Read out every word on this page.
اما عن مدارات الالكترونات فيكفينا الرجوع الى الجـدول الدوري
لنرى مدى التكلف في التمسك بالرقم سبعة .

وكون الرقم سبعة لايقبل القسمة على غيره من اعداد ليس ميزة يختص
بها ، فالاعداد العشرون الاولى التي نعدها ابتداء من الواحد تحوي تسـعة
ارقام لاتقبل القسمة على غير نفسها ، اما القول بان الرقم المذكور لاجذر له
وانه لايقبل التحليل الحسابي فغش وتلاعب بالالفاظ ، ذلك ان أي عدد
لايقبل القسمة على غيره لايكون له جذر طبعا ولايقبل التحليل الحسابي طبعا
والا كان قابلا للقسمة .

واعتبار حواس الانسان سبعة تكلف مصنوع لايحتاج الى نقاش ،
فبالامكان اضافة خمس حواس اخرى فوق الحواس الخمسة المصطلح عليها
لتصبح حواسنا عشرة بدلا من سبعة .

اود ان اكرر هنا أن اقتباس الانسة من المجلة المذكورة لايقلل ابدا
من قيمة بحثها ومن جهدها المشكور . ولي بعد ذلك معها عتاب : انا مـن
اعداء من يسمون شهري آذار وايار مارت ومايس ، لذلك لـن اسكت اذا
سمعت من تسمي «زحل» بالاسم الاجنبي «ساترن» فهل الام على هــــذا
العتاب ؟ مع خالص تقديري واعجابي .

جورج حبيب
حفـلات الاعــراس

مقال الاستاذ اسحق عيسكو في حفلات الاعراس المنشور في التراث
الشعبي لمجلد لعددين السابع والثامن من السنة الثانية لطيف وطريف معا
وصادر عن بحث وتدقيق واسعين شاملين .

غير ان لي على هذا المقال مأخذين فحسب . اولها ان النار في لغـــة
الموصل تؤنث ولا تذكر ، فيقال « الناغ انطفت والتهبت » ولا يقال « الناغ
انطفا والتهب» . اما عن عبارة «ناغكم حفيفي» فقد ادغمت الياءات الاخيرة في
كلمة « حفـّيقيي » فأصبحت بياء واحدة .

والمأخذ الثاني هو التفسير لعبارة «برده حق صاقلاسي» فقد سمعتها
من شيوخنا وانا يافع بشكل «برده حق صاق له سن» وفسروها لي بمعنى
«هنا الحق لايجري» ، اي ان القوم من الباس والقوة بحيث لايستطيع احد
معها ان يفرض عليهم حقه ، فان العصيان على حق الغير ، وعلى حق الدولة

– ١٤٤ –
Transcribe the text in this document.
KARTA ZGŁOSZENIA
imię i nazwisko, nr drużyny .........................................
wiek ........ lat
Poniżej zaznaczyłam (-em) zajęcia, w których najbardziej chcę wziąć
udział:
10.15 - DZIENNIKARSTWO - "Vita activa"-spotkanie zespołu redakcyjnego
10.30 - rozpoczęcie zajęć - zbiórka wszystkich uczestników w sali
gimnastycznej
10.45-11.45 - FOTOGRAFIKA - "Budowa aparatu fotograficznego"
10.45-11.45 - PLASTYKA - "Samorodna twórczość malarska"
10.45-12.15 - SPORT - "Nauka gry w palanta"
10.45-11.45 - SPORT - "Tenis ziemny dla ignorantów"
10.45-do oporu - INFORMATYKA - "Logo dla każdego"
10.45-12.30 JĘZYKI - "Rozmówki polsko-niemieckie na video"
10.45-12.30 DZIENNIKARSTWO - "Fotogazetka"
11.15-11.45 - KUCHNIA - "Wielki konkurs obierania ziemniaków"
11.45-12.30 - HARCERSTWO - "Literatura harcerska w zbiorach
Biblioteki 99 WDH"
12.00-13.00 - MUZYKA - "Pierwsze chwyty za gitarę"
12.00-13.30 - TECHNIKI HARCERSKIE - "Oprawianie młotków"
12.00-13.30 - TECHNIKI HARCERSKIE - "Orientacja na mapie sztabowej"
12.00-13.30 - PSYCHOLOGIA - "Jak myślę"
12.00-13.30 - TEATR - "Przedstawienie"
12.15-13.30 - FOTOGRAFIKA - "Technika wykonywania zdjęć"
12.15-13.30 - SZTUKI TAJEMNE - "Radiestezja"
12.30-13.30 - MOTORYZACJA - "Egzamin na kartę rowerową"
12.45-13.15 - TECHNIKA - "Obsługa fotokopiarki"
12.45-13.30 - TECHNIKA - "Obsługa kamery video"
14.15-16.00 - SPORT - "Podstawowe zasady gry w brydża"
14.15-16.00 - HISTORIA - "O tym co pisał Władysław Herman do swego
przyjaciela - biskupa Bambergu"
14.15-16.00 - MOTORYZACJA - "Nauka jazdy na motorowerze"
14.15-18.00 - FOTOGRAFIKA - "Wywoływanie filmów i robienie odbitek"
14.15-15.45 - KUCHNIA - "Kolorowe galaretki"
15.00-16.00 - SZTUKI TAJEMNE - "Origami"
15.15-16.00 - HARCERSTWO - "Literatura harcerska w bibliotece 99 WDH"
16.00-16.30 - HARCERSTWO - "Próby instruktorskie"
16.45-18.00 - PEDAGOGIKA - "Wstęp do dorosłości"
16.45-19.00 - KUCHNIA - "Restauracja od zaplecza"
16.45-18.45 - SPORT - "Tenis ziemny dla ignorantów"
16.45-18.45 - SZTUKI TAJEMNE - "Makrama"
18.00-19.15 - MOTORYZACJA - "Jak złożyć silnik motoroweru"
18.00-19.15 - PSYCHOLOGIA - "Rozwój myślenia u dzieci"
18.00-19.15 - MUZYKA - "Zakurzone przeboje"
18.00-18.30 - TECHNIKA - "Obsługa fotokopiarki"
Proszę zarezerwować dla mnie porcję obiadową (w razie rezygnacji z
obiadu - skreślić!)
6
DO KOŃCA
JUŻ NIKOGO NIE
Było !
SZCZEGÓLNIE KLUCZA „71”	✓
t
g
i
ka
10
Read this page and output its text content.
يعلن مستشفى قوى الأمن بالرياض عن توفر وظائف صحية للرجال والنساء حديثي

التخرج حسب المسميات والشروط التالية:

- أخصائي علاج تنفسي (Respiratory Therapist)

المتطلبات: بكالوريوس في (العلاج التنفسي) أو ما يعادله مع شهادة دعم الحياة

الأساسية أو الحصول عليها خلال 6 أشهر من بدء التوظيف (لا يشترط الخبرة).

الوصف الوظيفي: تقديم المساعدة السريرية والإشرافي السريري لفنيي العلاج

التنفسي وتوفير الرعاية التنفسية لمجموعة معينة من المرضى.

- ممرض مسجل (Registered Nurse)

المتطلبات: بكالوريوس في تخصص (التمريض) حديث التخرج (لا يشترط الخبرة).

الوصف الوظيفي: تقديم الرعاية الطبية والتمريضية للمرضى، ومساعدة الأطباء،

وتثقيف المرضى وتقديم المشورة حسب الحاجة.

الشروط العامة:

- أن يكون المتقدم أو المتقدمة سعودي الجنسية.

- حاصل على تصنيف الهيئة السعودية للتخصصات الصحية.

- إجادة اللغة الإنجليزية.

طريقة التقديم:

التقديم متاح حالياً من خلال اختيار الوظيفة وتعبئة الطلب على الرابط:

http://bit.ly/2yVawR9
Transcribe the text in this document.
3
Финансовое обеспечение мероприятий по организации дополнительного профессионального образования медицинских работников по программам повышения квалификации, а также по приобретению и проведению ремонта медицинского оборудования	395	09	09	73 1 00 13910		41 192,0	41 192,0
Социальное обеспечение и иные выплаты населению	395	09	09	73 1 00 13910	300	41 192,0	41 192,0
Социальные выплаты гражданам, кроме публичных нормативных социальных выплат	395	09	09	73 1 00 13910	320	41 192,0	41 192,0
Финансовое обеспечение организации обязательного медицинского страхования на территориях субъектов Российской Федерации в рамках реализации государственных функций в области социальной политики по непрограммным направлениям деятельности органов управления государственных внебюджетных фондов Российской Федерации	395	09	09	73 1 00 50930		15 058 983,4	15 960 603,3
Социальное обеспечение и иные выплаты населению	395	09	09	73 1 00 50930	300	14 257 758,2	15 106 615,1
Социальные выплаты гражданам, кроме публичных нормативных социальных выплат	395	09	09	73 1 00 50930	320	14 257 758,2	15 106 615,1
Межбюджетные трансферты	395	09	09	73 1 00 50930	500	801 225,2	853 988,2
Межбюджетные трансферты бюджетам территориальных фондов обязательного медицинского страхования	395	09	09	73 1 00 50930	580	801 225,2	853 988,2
---
Prompt.
Search the preceding listing for the word "الوظيفي" and pull out every line that holds it.

Answer for the task.
الوصف الوظيفي: تقديم المساعدة السريرية والإشرافي السريري لفنيي العلاج
الوصف الوظيفي: تقديم الرعاية الطبية والتمريضية للمرضى، ومساعدة الأطباء،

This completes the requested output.